Could you copy every line from the material below in which "AVIATION" appears?

[Data entries]

•••

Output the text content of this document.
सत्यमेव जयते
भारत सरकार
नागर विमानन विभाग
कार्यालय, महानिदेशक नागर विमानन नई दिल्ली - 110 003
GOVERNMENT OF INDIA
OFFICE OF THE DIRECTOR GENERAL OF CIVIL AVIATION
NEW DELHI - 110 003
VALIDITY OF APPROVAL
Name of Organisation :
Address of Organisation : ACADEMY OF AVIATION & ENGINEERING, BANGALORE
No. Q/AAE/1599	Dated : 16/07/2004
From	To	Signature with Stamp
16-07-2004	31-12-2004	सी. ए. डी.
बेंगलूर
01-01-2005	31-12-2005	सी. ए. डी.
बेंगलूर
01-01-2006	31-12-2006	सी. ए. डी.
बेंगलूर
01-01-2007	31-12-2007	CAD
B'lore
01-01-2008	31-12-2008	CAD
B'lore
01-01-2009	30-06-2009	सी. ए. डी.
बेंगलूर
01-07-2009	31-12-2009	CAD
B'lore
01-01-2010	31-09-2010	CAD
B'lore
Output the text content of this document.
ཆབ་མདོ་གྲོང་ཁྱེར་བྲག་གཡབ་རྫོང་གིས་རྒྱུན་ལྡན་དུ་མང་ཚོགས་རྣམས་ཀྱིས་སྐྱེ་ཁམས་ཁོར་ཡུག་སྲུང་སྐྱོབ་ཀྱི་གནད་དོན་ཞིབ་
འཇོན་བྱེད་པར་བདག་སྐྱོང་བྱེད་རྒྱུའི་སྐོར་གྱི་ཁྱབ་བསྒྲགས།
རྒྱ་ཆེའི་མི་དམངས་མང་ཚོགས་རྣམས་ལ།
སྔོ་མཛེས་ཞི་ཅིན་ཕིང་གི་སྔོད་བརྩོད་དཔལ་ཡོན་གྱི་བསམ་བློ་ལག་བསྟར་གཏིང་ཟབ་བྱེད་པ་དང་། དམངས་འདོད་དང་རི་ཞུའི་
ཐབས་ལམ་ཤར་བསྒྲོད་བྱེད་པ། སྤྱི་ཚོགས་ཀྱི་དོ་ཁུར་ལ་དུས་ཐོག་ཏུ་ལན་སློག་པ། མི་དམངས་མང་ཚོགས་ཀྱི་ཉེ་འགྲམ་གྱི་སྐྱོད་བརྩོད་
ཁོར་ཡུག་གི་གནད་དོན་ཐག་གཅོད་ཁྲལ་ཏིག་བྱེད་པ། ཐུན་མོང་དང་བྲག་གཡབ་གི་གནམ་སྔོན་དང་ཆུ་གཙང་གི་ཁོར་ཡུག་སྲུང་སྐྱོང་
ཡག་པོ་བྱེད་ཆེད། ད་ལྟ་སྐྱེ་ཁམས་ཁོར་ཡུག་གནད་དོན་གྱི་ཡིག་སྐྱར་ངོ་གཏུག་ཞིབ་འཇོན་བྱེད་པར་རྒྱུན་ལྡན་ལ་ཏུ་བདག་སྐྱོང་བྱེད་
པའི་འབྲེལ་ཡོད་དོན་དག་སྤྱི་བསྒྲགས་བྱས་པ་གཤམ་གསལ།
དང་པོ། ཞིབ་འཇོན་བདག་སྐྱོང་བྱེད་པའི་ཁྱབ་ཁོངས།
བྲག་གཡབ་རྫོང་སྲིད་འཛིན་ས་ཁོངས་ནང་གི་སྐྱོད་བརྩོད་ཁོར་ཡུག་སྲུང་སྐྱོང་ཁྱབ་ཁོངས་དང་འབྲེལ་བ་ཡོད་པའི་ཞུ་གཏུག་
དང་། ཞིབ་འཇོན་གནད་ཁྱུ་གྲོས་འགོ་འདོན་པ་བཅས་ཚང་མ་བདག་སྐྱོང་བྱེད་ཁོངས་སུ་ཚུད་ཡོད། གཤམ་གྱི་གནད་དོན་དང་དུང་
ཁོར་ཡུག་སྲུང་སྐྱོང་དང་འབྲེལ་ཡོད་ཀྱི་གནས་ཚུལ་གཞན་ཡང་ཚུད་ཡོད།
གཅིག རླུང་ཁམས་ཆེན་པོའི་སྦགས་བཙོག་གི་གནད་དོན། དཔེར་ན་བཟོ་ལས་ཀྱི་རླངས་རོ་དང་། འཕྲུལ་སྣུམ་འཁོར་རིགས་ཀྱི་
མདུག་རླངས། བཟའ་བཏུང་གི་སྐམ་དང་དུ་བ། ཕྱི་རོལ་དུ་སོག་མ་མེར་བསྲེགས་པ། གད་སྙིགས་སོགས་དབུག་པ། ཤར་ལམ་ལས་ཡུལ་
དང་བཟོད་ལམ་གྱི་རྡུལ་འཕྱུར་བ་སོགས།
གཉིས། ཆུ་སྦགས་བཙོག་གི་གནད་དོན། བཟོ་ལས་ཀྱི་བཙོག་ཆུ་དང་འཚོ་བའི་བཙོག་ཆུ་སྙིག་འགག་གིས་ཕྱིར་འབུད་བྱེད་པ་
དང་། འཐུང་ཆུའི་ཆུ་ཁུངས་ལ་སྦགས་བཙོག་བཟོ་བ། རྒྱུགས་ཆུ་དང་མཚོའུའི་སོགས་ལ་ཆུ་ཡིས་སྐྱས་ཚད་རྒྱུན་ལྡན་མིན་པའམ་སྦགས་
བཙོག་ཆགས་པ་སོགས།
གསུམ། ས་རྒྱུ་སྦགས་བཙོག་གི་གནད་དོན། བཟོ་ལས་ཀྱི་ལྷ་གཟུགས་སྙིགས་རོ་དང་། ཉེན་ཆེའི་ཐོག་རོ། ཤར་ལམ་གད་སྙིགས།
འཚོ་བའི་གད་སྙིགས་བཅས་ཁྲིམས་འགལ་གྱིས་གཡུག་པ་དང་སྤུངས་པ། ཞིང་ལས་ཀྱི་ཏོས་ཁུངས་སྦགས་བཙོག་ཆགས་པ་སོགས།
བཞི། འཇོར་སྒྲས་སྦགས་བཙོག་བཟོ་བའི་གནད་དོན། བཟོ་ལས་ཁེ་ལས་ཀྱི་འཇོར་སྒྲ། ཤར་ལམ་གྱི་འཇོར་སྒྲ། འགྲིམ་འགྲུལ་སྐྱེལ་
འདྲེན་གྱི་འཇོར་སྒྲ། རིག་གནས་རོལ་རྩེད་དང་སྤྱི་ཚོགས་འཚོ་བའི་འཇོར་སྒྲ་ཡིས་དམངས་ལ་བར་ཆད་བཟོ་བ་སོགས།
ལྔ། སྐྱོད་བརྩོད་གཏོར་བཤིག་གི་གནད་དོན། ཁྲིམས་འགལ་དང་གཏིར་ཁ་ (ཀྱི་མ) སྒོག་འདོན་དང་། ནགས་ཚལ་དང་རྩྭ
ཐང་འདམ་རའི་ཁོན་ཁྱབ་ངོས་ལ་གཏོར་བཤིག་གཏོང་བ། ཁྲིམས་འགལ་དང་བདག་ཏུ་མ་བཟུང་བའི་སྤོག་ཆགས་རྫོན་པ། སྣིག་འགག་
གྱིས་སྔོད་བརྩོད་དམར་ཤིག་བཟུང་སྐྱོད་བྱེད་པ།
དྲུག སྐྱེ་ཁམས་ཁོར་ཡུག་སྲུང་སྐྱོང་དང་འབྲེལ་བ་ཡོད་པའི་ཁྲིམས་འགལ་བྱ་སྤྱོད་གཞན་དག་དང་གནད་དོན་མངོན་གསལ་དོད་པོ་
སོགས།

•••

**Output of the exercise:**
OFFICE OF THE DIRECTOR GENERAL OF CIVIL AVIATION
Address of Organisation : ACADEMY OF AVIATION & ENGINEERING, BANGALORE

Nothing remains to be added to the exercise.